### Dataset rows
• • • • •

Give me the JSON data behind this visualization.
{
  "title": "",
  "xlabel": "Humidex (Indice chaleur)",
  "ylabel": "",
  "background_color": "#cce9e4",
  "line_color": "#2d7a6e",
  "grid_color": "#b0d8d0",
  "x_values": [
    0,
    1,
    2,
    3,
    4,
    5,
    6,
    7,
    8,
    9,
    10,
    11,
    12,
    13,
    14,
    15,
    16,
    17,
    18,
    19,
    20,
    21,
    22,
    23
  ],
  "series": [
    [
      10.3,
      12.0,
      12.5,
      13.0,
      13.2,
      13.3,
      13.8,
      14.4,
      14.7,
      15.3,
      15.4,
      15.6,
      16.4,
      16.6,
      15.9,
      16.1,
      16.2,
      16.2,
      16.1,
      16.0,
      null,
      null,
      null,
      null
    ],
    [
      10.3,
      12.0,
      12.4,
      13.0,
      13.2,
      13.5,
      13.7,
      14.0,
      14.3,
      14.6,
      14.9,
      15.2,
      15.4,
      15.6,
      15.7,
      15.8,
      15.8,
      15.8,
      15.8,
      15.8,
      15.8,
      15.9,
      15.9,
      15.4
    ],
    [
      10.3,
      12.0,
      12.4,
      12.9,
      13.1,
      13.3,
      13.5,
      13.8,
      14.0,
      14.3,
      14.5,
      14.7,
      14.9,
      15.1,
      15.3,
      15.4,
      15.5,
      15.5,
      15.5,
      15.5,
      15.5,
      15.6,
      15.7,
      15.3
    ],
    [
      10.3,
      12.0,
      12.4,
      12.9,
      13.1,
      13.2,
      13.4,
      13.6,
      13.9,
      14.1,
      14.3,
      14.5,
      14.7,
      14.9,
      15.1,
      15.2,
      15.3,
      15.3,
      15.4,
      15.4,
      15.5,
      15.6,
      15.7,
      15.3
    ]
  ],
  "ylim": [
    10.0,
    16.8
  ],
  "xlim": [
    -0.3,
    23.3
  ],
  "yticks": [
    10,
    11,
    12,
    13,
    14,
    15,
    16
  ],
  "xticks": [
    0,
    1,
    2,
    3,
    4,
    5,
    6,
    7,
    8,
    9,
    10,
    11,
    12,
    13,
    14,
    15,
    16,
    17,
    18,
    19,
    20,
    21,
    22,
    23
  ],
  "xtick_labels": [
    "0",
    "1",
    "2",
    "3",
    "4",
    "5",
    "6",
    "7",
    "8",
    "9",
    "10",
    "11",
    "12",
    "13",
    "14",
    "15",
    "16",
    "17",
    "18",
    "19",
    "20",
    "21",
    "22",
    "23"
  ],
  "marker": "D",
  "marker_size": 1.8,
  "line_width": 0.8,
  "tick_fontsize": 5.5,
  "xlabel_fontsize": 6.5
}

• • • • •

Hand back the material above in full, exactly as written.

Give me the JSON data behind this visualization.
{
  "title": "",
  "xlabel": "Humidex (Indice chaleur)",
  "ylabel": "",
  "background_color": "#cce9e4",
  "line_color": "#2d7a6e",
  "grid_color": "#b0d8d0",
  "x_values": [
    0,
    1,
    2,
    3,
    4,
    5,
    6,
    7,
    8,
    9,
    10,
    11,
    12,
    13,
    14,
    15,
    16,
    17,
    18,
    19,
    20,
    21,
    22,
    23
  ],
  "series": [
    [
      10.3,
      12.0,
      12.5,
      13.0,
      13.2,
      13.3,
      13.8,
      14.4,
      14.7,
      15.3,
      15.4,
      15.6,
      16.4,
      16.6,
      15.9,
      16.1,
      16.2,
      16.2,
      16.1,
      16.0,
      null,
      null,
      null,
      null
    ],
    [
      10.3,
      12.0,
      12.4,
      13.0,
      13.2,
      13.5,
      13.7,
      14.0,
      14.3,
      14.6,
      14.9,
      15.2,
      15.4,
      15.6,
      15.7,
      15.8,
      15.8,
      15.8,
      15.8,
      15.8,
      15.8,
      15.9,
      15.9,
      15.4
    ],
    [
      10.3,
      12.0,
      12.4,
      12.9,
      13.1,
      13.3,
      13.5,
      13.8,
      14.0,
      14.3,
      14.5,
      14.7,
      14.9,
      15.1,
      15.3,
      15.4,
      15.5,
      15.5,
      15.5,
      15.5,
      15.5,
      15.6,
      15.7,
      15.3
    ],
    [
      10.3,
      12.0,
      12.4,
      12.9,
      13.1,
      13.2,
      13.4,
      13.6,
      13.9,
      14.1,
      14.3,
      14.5,
      14.7,
      14.9,
      15.1,
      15.2,
      15.3,
      15.3,
      15.4,
      15.4,
      15.5,
      15.6,
      15.7,
      15.3
    ]
  ],
  "ylim": [
    10.0,
    16.8
  ],
  "xlim": [
    -0.3,
    23.3
  ],
  "yticks": [
    10,
    11,
    12,
    13,
    14,
    15,
    16
  ],
  "xticks": [
    0,
    1,
    2,
    3,
    4,
    5,
    6,
    7,
    8,
    9,
    10,
    11,
    12,
    13,
    14,
    15,
    16,
    17,
    18,
    19,
    20,
    21,
    22,
    23
  ],
  "xtick_labels": [
    "0",
    "1",
    "2",
    "3",
    "4",
    "5",
    "6",
    "7",
    "8",
    "9",
    "10",
    "11",
    "12",
    "13",
    "14",
    "15",
    "16",
    "17",
    "18",
    "19",
    "20",
    "21",
    "22",
    "23"
  ],
  "marker": "D",
  "marker_size": 1.8,
  "line_width": 0.8,
  "tick_fontsize": 5.5,
  "xlabel_fontsize": 6.5
}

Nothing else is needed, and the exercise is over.